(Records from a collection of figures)
■ ■ ■ ■

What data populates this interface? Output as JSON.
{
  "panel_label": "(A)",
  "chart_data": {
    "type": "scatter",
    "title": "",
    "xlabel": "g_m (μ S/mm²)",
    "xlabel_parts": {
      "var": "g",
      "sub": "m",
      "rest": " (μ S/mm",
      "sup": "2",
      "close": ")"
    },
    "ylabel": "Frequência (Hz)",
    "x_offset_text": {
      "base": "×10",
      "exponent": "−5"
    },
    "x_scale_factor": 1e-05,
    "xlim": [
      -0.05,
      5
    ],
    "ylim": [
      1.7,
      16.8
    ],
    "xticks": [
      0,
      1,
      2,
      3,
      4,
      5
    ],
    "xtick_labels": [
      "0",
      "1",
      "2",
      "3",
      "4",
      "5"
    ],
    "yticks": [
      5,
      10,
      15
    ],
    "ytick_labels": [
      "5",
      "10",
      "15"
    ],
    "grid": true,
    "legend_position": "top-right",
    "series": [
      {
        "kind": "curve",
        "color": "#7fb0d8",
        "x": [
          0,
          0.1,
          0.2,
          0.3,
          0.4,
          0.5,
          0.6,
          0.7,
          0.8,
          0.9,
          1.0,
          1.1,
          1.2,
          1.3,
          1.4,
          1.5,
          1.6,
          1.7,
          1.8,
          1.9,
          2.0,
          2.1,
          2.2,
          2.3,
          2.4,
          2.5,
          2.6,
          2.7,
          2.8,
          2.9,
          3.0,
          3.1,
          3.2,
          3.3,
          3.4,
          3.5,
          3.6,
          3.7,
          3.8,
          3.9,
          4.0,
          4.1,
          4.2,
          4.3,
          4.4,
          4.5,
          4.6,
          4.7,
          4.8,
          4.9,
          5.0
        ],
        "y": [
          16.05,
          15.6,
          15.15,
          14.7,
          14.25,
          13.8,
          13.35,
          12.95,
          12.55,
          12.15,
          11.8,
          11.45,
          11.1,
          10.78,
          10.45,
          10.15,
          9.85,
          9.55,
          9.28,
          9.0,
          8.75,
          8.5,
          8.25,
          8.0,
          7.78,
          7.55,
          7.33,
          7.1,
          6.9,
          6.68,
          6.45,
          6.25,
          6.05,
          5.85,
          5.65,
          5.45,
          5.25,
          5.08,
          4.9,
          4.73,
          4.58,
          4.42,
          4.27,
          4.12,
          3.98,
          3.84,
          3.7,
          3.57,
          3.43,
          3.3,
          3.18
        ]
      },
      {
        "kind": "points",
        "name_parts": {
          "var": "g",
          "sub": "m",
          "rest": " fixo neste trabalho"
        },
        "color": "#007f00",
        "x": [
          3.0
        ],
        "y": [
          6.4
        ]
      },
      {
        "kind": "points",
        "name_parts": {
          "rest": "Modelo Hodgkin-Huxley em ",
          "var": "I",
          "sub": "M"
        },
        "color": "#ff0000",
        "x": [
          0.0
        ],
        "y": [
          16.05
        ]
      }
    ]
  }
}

■ ■ ■ ■

Directive:
Every line of the data above should be copied exactly.

Output:
What data populates this interface? Output as JSON.
{
  "panel_label": "(A)",
  "chart_data": {
    "type": "scatter",
    "title": "",
    "xlabel": "g_m (μ S/mm²)",
    "xlabel_parts": {
      "var": "g",
      "sub": "m",
      "rest": " (μ S/mm",
      "sup": "2",
      "close": ")"
    },
    "ylabel": "Frequência (Hz)",
    "x_offset_text": {
      "base": "×10",
      "exponent": "−5"
    },
    "x_scale_factor": 1e-05,
    "xlim": [
      -0.05,
      5
    ],
    "ylim": [
      1.7,
      16.8
    ],
    "xticks": [
      0,
      1,
      2,
      3,
      4,
      5
    ],
    "xtick_labels": [
      "0",
      "1",
      "2",
      "3",
      "4",
      "5"
    ],
    "yticks": [
      5,
      10,
      15
    ],
    "ytick_labels": [
      "5",
      "10",
      "15"
    ],
    "grid": true,
    "legend_position": "top-right",
    "series": [
      {
        "kind": "curve",
        "color": "#7fb0d8",
        "x": [
          0,
          0.1,
          0.2,
          0.3,
          0.4,
          0.5,
          0.6,
          0.7,
          0.8,
          0.9,
          1.0,
          1.1,
          1.2,
          1.3,
          1.4,
          1.5,
          1.6,
          1.7,
          1.8,
          1.9,
          2.0,
          2.1,
          2.2,
          2.3,
          2.4,
          2.5,
          2.6,
          2.7,
          2.8,
          2.9,
          3.0,
          3.1,
          3.2,
          3.3,
          3.4,
          3.5,
          3.6,
          3.7,
          3.8,
          3.9,
          4.0,
          4.1,
          4.2,
          4.3,
          4.4,
          4.5,
          4.6,
          4.7,
          4.8,
          4.9,
          5.0
        ],
        "y": [
          16.05,
          15.6,
          15.15,
          14.7,
          14.25,
          13.8,
          13.35,
          12.95,
          12.55,
          12.15,
          11.8,
          11.45,
          11.1,
          10.78,
          10.45,
          10.15,
          9.85,
          9.55,
          9.28,
          9.0,
          8.75,
          8.5,
          8.25,
          8.0,
          7.78,
          7.55,
          7.33,
          7.1,
          6.9,
          6.68,
          6.45,
          6.25,
          6.05,
          5.85,
          5.65,
          5.45,
          5.25,
          5.08,
          4.9,
          4.73,
          4.58,
          4.42,
          4.27,
          4.12,
          3.98,
          3.84,
          3.7,
          3.57,
          3.43,
          3.3,
          3.18
        ]
      },
      {
        "kind": "points",
        "name_parts": {
          "var": "g",
          "sub": "m",
          "rest": " fixo neste trabalho"
        },
        "color": "#007f00",
        "x": [
          3.0
        ],
        "y": [
          6.4
        ]
      },
      {
        "kind": "points",
        "name_parts": {
          "rest": "Modelo Hodgkin-Huxley em ",
          "var": "I",
          "sub": "M"
        },
        "color": "#ff0000",
        "x": [
          0.0
        ],
        "y": [
          16.05
        ]
      }
    ]
  }
}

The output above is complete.